**Requirements**
Please reproduce everything from the row containing "quote-timestamp[interactable]: 1h bbox=[723, 458, 764, 500]" down to the row containing "928, 1161, 978]", inclusive.

— START The input —

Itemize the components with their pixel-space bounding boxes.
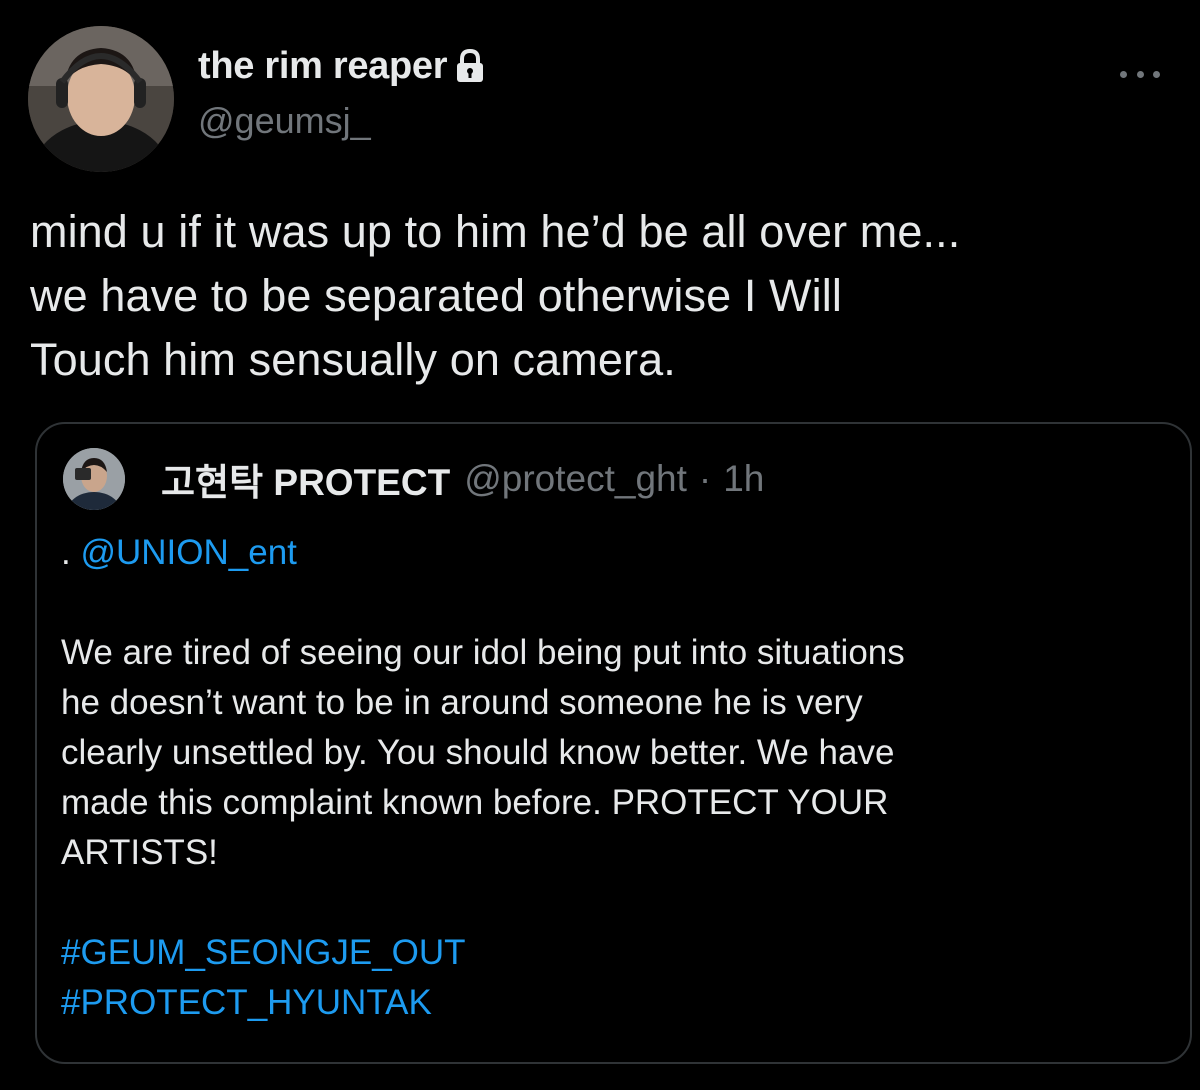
quote-timestamp[interactable]: 1h bbox=[723, 458, 764, 500]
display-name-row: the rim reaper bbox=[198, 44, 489, 88]
tweet-text-line: Touch him sensually on camera. bbox=[30, 334, 676, 385]
mention-line: . @UNION_ent bbox=[61, 528, 1161, 578]
quote-avatar[interactable] bbox=[63, 448, 125, 510]
avatar[interactable] bbox=[28, 26, 174, 172]
handle[interactable]: @geumsj_ bbox=[198, 100, 489, 142]
quote-text-line: ARTISTS! bbox=[61, 833, 218, 872]
tweet: the rim reaper @geumsj_ mind u if it was… bbox=[0, 0, 1200, 1090]
hashtag-list: #GEUM_SEONGJE_OUT #PROTECT_HYUNTAK bbox=[61, 928, 1161, 1028]
more-dot bbox=[1153, 70, 1160, 78]
more-dot bbox=[1120, 70, 1127, 78]
quote-text-line: We are tired of seeing our idol being pu… bbox=[61, 633, 905, 672]
mention-prefix: . bbox=[61, 533, 81, 572]
more-dot bbox=[1136, 70, 1144, 78]
quote-handle[interactable]: @protect_ght bbox=[464, 458, 687, 500]
quote-display-name[interactable]: 고현탁 PROTECT bbox=[161, 452, 450, 506]
quote-text-line: he doesn’t want to be in around someone … bbox=[61, 683, 863, 722]
lock-icon bbox=[451, 47, 489, 85]
quote-separator: · bbox=[698, 458, 712, 499]
more-icon[interactable] bbox=[1120, 62, 1160, 86]
quote-body: . @UNION_ent We are tired of seeing our … bbox=[61, 528, 1161, 1028]
author-block: the rim reaper @geumsj_ bbox=[198, 44, 489, 142]
quote-text-line: made this complaint known before. PROTEC… bbox=[61, 783, 889, 822]
hashtag-link[interactable]: #PROTECT_HYUNTAK bbox=[61, 978, 1161, 1028]
mention-link[interactable]: @UNION_ent bbox=[80, 533, 296, 572]
tweet-text: mind u if it was up to him he’d be all o… bbox=[30, 200, 1180, 392]
quote-header: 고현탁 PROTECT @protect_ght · 1h bbox=[63, 448, 764, 510]
quote-paragraph: We are tired of seeing our idol being pu… bbox=[61, 628, 1161, 878]
tweet-text-line: we have to be separated otherwise I Will bbox=[30, 270, 842, 321]
tweet-text-line: mind u if it was up to him he’d be all o… bbox=[30, 206, 961, 257]
display-name[interactable]: the rim reaper bbox=[198, 45, 448, 88]
quote-tweet-card[interactable]: 고현탁 PROTECT @protect_ght · 1h . @UNION_e… bbox=[35, 422, 1192, 1064]
hashtag-link[interactable]: #GEUM_SEONGJE_OUT bbox=[61, 928, 1161, 978]
quote-text-line: clearly unsettled by. You should know be… bbox=[61, 733, 895, 772]
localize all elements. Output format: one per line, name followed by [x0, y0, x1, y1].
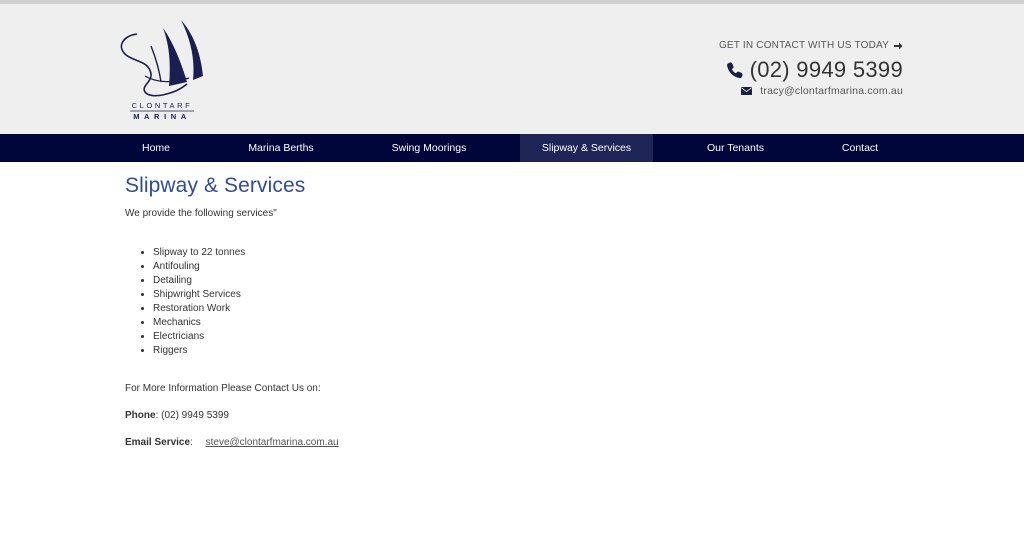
phone-icon [726, 62, 743, 79]
nav-item-home[interactable]: Home [92, 134, 220, 162]
intro-text: We provide the following services" [125, 208, 277, 219]
nav-item-our-tenants[interactable]: Our Tenants [653, 134, 818, 162]
list-item: Shipwright Services [153, 288, 725, 302]
list-item: Electricians [153, 330, 725, 344]
nav-item-marina-berths[interactable]: Marina Berths [220, 134, 342, 162]
arrow-right-icon [894, 42, 903, 49]
contact-cta[interactable]: GET IN CONTACT WITH US TODAY [719, 40, 903, 51]
list-item: Detailing [153, 274, 725, 288]
contact-cta-label[interactable]: GET IN CONTACT WITH US TODAY [719, 40, 889, 51]
contact-email-line: Email Service: steve@clontarfmarina.com.… [125, 437, 725, 448]
main-content: Slipway & Services We provide the follow… [125, 174, 725, 448]
clontarf-marina-logo[interactable]: CLONTARF MARINA [115, 16, 210, 124]
list-item: Mechanics [153, 316, 725, 330]
email-service-link[interactable]: steve@clontarfmarina.com.au [206, 437, 339, 448]
site-header: CLONTARF MARINA GET IN CONTACT WITH US T… [0, 4, 1024, 134]
header-email[interactable]: tracy@clontarfmarina.com.au [719, 85, 903, 97]
list-item: Riggers [153, 344, 725, 358]
email-colon: : [190, 437, 193, 448]
logo-text-line2: MARINA [133, 112, 191, 121]
email-label: Email Service [125, 437, 191, 448]
header-phone[interactable]: (02) 9949 5399 [719, 57, 903, 83]
nav-item-slipway-services[interactable]: Slipway & Services [520, 134, 653, 162]
header-contact: GET IN CONTACT WITH US TODAY (02) 9949 5… [719, 40, 903, 97]
list-item: Restoration Work [153, 302, 725, 316]
list-item: Slipway to 22 tonnes [153, 246, 725, 260]
list-item: Antifouling [153, 260, 725, 274]
contact-phone-line: Phone: (02) 9949 5399 [125, 410, 725, 421]
logo-text-line1: CLONTARF [132, 101, 193, 110]
page-title: Slipway & Services [125, 174, 306, 197]
header-phone-number[interactable]: (02) 9949 5399 [750, 57, 903, 83]
nav-item-contact[interactable]: Contact [818, 134, 902, 162]
main-nav: Home Marina Berths Swing Moorings Slipwa… [0, 134, 1024, 162]
services-list: Slipway to 22 tonnes Antifouling Detaili… [125, 246, 725, 358]
envelope-icon [741, 87, 753, 95]
header-email-link[interactable]: tracy@clontarfmarina.com.au [760, 85, 903, 97]
nav-item-swing-moorings[interactable]: Swing Moorings [342, 134, 516, 162]
phone-value: : (02) 9949 5399 [155, 410, 229, 421]
more-info-text: For More Information Please Contact Us o… [125, 383, 321, 394]
phone-label: Phone [125, 410, 156, 421]
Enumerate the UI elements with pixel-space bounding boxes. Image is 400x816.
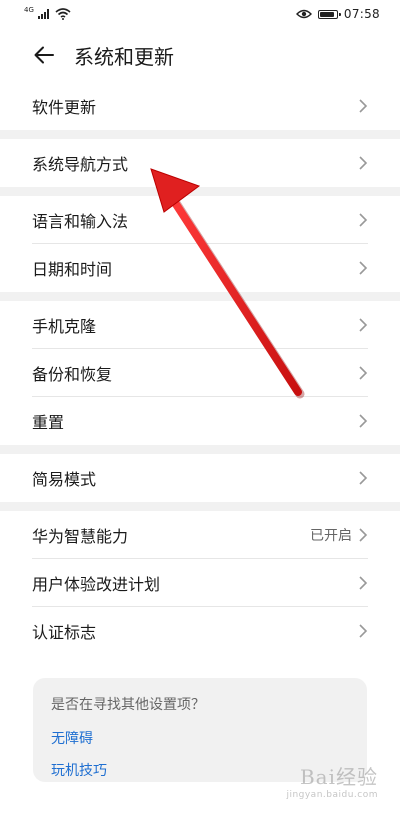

— END The input —

**Expected answer**
quote-timestamp[interactable]: 1h bbox=[723, 458, 764, 500]
display-name-row: the rim reaper bbox=[198, 44, 489, 88]
tweet-text-line: Touch him sensually on camera. bbox=[30, 334, 676, 385]
mention-line: . @UNION_ent bbox=[61, 528, 1161, 578]
quote-avatar[interactable] bbox=[63, 448, 125, 510]
avatar[interactable] bbox=[28, 26, 174, 172]
handle[interactable]: @geumsj_ bbox=[198, 100, 489, 142]
quote-text-line: ARTISTS! bbox=[61, 833, 218, 872]
tweet: the rim reaper @geumsj_ mind u if it was… bbox=[0, 0, 1200, 1090]
hashtag-list: #GEUM_SEONGJE_OUT #PROTECT_HYUNTAK bbox=[61, 928, 1161, 1028]
more-dot bbox=[1153, 70, 1160, 78]
more-dot bbox=[1120, 70, 1127, 78]
quote-text-line: We are tired of seeing our idol being pu… bbox=[61, 633, 905, 672]
mention-prefix: . bbox=[61, 533, 81, 572]
more-dot bbox=[1136, 70, 1144, 78]
quote-handle[interactable]: @protect_ght bbox=[464, 458, 687, 500]
quote-display-name[interactable]: 고현탁 PROTECT bbox=[161, 452, 450, 506]
quote-text-line: he doesn’t want to be in around someone … bbox=[61, 683, 863, 722]
lock-icon bbox=[451, 47, 489, 85]
quote-separator: · bbox=[698, 458, 712, 499]
more-icon[interactable] bbox=[1120, 62, 1160, 86]
quote-body: . @UNION_ent We are tired of seeing our … bbox=[61, 528, 1161, 1028]
author-block: the rim reaper @geumsj_ bbox=[198, 44, 489, 142]
quote-text-line: made this complaint known before. PROTEC… bbox=[61, 783, 889, 822]
hashtag-link[interactable]: #PROTECT_HYUNTAK bbox=[61, 978, 1161, 1028]
mention-link[interactable]: @UNION_ent bbox=[80, 533, 296, 572]
tweet-text: mind u if it was up to him he’d be all o… bbox=[30, 200, 1180, 392]
quote-header: 고현탁 PROTECT @protect_ght · 1h bbox=[63, 448, 764, 510]
quote-paragraph: We are tired of seeing our idol being pu… bbox=[61, 628, 1161, 878]
tweet-text-line: we have to be separated otherwise I Will bbox=[30, 270, 842, 321]
tweet-text-line: mind u if it was up to him he’d be all o… bbox=[30, 206, 961, 257]
display-name[interactable]: the rim reaper bbox=[198, 45, 448, 88]
quote-tweet-card[interactable]: 고현탁 PROTECT @protect_ght · 1h . @UNION_e… bbox=[35, 422, 1192, 1064]
hashtag-link[interactable]: #GEUM_SEONGJE_OUT bbox=[61, 928, 1161, 978]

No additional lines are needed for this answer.